Saved entries
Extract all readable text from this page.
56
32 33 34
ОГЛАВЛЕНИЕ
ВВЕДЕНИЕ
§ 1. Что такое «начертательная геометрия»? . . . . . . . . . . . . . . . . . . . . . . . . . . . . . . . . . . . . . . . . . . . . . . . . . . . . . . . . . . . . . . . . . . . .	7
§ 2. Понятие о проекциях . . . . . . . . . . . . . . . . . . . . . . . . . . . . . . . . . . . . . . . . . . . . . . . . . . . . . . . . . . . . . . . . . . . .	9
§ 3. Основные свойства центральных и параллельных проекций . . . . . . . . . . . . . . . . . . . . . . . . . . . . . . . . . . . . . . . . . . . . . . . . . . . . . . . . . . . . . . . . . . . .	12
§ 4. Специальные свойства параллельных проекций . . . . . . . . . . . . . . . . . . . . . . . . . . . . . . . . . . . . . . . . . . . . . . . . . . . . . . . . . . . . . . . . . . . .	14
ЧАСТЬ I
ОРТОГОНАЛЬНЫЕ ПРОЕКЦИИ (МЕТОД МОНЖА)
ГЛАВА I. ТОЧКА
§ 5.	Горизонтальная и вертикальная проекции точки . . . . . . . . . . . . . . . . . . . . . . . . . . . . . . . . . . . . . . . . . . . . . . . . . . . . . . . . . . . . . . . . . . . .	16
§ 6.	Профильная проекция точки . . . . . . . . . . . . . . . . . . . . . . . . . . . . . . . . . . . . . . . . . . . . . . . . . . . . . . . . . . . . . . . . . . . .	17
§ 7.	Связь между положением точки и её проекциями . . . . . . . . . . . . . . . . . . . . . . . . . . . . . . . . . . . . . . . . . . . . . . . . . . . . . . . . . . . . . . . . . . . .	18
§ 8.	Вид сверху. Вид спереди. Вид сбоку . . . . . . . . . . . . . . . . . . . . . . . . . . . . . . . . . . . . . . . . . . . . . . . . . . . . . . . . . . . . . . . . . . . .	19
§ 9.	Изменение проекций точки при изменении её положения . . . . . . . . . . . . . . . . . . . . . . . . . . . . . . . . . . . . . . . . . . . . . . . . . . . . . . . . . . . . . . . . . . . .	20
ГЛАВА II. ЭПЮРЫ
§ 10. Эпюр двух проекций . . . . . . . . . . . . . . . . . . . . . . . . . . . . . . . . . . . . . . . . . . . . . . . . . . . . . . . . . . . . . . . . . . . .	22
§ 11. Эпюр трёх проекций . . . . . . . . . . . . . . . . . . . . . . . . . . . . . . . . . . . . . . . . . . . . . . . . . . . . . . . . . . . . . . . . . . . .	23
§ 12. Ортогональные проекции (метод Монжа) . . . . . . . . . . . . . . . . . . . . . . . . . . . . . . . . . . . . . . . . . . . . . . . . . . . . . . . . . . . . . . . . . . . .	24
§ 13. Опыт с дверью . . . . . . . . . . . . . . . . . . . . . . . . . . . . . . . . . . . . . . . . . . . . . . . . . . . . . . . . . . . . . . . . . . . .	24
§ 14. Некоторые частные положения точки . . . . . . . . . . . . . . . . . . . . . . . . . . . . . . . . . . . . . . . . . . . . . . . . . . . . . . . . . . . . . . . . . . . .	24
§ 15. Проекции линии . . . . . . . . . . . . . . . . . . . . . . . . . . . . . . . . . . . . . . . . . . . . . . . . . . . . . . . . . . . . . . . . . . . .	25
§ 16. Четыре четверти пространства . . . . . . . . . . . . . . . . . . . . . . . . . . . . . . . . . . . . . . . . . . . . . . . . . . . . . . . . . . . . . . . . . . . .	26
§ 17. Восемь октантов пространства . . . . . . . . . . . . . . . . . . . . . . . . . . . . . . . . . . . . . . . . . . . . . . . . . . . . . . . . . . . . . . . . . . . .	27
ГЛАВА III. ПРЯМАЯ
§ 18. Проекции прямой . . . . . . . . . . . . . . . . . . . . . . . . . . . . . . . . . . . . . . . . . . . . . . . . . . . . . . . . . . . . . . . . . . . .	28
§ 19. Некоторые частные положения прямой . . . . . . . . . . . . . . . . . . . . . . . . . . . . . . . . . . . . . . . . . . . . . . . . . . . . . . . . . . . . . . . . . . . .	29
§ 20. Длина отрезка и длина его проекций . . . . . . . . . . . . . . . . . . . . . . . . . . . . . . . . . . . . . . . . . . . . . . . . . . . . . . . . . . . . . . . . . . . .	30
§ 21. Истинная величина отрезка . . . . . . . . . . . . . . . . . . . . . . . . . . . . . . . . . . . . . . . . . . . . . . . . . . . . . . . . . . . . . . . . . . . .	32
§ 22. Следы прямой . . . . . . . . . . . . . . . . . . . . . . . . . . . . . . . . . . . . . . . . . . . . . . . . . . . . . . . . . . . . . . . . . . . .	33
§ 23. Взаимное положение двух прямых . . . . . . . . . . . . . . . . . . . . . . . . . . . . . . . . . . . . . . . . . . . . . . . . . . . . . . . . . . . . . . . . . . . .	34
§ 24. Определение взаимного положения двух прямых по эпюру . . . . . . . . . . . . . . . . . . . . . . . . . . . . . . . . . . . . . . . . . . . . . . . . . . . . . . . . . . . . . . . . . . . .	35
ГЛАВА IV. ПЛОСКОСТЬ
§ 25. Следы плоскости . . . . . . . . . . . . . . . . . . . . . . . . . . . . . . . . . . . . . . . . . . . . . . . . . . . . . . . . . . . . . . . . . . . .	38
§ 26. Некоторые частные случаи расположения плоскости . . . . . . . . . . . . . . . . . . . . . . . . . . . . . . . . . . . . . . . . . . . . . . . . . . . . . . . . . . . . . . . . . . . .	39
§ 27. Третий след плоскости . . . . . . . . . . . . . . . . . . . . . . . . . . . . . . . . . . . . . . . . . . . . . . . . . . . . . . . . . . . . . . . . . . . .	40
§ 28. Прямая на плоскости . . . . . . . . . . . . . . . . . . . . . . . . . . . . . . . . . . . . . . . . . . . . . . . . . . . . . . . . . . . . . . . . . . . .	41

*Goal*
Look through the data and gather every line with the string "параллельных" in it.

*Answer below*
§ 3. Основные свойства центральных и параллельных проекций . . . . . . . . . . . . . . . . . . . . . . . . . . . . . . . . . . . . . . . . . . . . . . . . . . . . . . . . . . . . . . . . . . . .	12
§ 4. Специальные свойства параллельных проекций . . . . . . . . . . . . . . . . . . . . . . . . . . . . . . . . . . . . . . . . . . . . . . . . . . . . . . . . . . . . . . . . . . . .	14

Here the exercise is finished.